## Begin Raw records

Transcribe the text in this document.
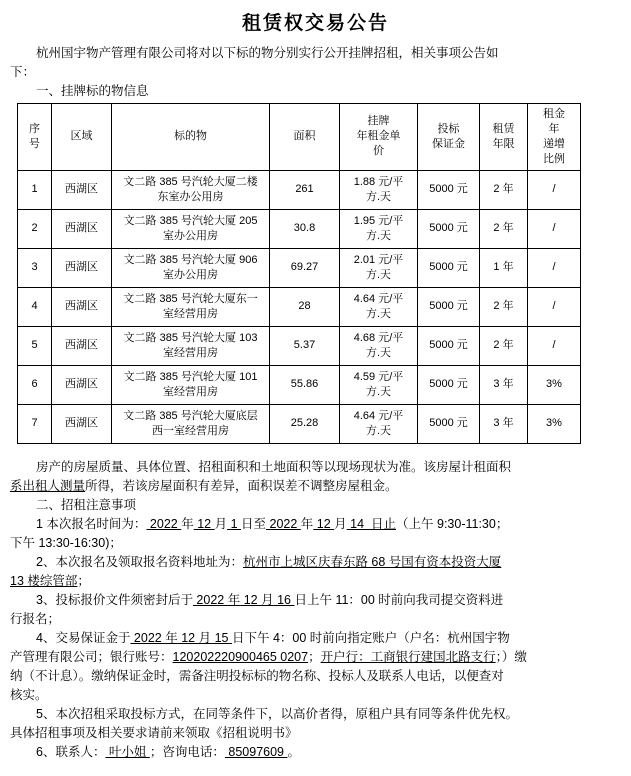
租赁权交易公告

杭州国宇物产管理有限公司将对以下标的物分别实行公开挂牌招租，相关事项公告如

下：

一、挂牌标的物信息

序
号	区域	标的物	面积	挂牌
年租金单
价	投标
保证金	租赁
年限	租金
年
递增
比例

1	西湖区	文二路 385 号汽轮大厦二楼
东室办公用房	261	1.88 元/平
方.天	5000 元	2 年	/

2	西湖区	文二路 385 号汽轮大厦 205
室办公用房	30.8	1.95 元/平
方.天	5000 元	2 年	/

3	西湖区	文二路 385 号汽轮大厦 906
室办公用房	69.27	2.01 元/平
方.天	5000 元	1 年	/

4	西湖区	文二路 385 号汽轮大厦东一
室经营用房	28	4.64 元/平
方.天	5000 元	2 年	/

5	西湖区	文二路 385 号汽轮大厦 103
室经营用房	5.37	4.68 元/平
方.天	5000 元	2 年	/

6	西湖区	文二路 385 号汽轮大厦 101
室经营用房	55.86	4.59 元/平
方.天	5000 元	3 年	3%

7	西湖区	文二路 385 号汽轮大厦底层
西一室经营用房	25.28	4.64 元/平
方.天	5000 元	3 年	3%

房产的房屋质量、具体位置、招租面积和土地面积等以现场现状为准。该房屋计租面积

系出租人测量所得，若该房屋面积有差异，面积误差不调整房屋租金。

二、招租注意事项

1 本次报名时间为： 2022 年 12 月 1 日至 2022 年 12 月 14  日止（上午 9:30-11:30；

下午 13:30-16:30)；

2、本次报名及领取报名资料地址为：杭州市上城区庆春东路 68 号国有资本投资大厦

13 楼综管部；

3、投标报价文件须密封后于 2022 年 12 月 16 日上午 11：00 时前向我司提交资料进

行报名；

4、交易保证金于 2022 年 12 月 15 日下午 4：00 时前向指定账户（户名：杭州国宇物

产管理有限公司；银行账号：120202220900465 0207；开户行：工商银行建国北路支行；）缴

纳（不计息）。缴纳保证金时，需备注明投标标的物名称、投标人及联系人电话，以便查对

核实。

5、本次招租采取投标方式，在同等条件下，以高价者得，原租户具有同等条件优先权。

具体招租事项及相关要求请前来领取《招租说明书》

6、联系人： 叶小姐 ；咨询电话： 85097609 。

## End Raw records

Aim of the exercise:
Omit pictures; set down the rest of the material word for word.

Complete answer:
Transcribe the text in this document.
租赁权交易公告

杭州国宇物产管理有限公司将对以下标的物分别实行公开挂牌招租，相关事项公告如

下：

一、挂牌标的物信息

序
号	区域	标的物	面积	挂牌
年租金单
价	投标
保证金	租赁
年限	租金
年
递增
比例

1	西湖区	文二路 385 号汽轮大厦二楼
东室办公用房	261	1.88 元/平
方.天	5000 元	2 年	/

2	西湖区	文二路 385 号汽轮大厦 205
室办公用房	30.8	1.95 元/平
方.天	5000 元	2 年	/

3	西湖区	文二路 385 号汽轮大厦 906
室办公用房	69.27	2.01 元/平
方.天	5000 元	1 年	/

4	西湖区	文二路 385 号汽轮大厦东一
室经营用房	28	4.64 元/平
方.天	5000 元	2 年	/

5	西湖区	文二路 385 号汽轮大厦 103
室经营用房	5.37	4.68 元/平
方.天	5000 元	2 年	/

6	西湖区	文二路 385 号汽轮大厦 101
室经营用房	55.86	4.59 元/平
方.天	5000 元	3 年	3%

7	西湖区	文二路 385 号汽轮大厦底层
西一室经营用房	25.28	4.64 元/平
方.天	5000 元	3 年	3%

房产的房屋质量、具体位置、招租面积和土地面积等以现场现状为准。该房屋计租面积

系出租人测量所得，若该房屋面积有差异，面积误差不调整房屋租金。

二、招租注意事项

1 本次报名时间为： 2022 年 12 月 1 日至 2022 年 12 月 14  日止（上午 9:30-11:30；

下午 13:30-16:30)；

2、本次报名及领取报名资料地址为：杭州市上城区庆春东路 68 号国有资本投资大厦

13 楼综管部；

3、投标报价文件须密封后于 2022 年 12 月 16 日上午 11：00 时前向我司提交资料进

行报名；

4、交易保证金于 2022 年 12 月 15 日下午 4：00 时前向指定账户（户名：杭州国宇物

产管理有限公司；银行账号：120202220900465 0207；开户行：工商银行建国北路支行；）缴

纳（不计息）。缴纳保证金时，需备注明投标标的物名称、投标人及联系人电话，以便查对

核实。

5、本次招租采取投标方式，在同等条件下，以高价者得，原租户具有同等条件优先权。

具体招租事项及相关要求请前来领取《招租说明书》

6、联系人： 叶小姐 ；咨询电话： 85097609 。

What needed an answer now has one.